◆ **Exercise task**
Print, exactly and completely, every entry in the data.

........

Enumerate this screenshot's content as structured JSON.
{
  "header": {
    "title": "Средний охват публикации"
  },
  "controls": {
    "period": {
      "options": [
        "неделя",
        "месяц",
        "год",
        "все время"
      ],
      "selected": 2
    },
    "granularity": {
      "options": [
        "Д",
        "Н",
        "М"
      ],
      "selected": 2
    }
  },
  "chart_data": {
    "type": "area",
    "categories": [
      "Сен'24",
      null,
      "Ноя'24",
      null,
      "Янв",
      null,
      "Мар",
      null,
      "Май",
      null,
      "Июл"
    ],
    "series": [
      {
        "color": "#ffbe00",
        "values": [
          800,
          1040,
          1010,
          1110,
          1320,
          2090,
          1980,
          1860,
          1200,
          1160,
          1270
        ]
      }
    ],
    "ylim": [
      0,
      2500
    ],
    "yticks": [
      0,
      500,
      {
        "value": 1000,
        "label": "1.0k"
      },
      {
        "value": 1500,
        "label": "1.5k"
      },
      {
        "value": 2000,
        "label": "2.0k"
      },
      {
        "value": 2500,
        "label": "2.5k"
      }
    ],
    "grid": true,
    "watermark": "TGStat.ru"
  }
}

........

◆ **Solution**
Enumerate this screenshot's content as structured JSON.
{
  "header": {
    "title": "Средний охват публикации"
  },
  "controls": {
    "period": {
      "options": [
        "неделя",
        "месяц",
        "год",
        "все время"
      ],
      "selected": 2
    },
    "granularity": {
      "options": [
        "Д",
        "Н",
        "М"
      ],
      "selected": 2
    }
  },
  "chart_data": {
    "type": "area",
    "categories": [
      "Сен'24",
      null,
      "Ноя'24",
      null,
      "Янв",
      null,
      "Мар",
      null,
      "Май",
      null,
      "Июл"
    ],
    "series": [
      {
        "color": "#ffbe00",
        "values": [
          800,
          1040,
          1010,
          1110,
          1320,
          2090,
          1980,
          1860,
          1200,
          1160,
          1270
        ]
      }
    ],
    "ylim": [
      0,
      2500
    ],
    "yticks": [
      0,
      500,
      {
        "value": 1000,
        "label": "1.0k"
      },
      {
        "value": 1500,
        "label": "1.5k"
      },
      {
        "value": 2000,
        "label": "2.0k"
      },
      {
        "value": 2500,
        "label": "2.5k"
      }
    ],
    "grid": true,
    "watermark": "TGStat.ru"
  }
}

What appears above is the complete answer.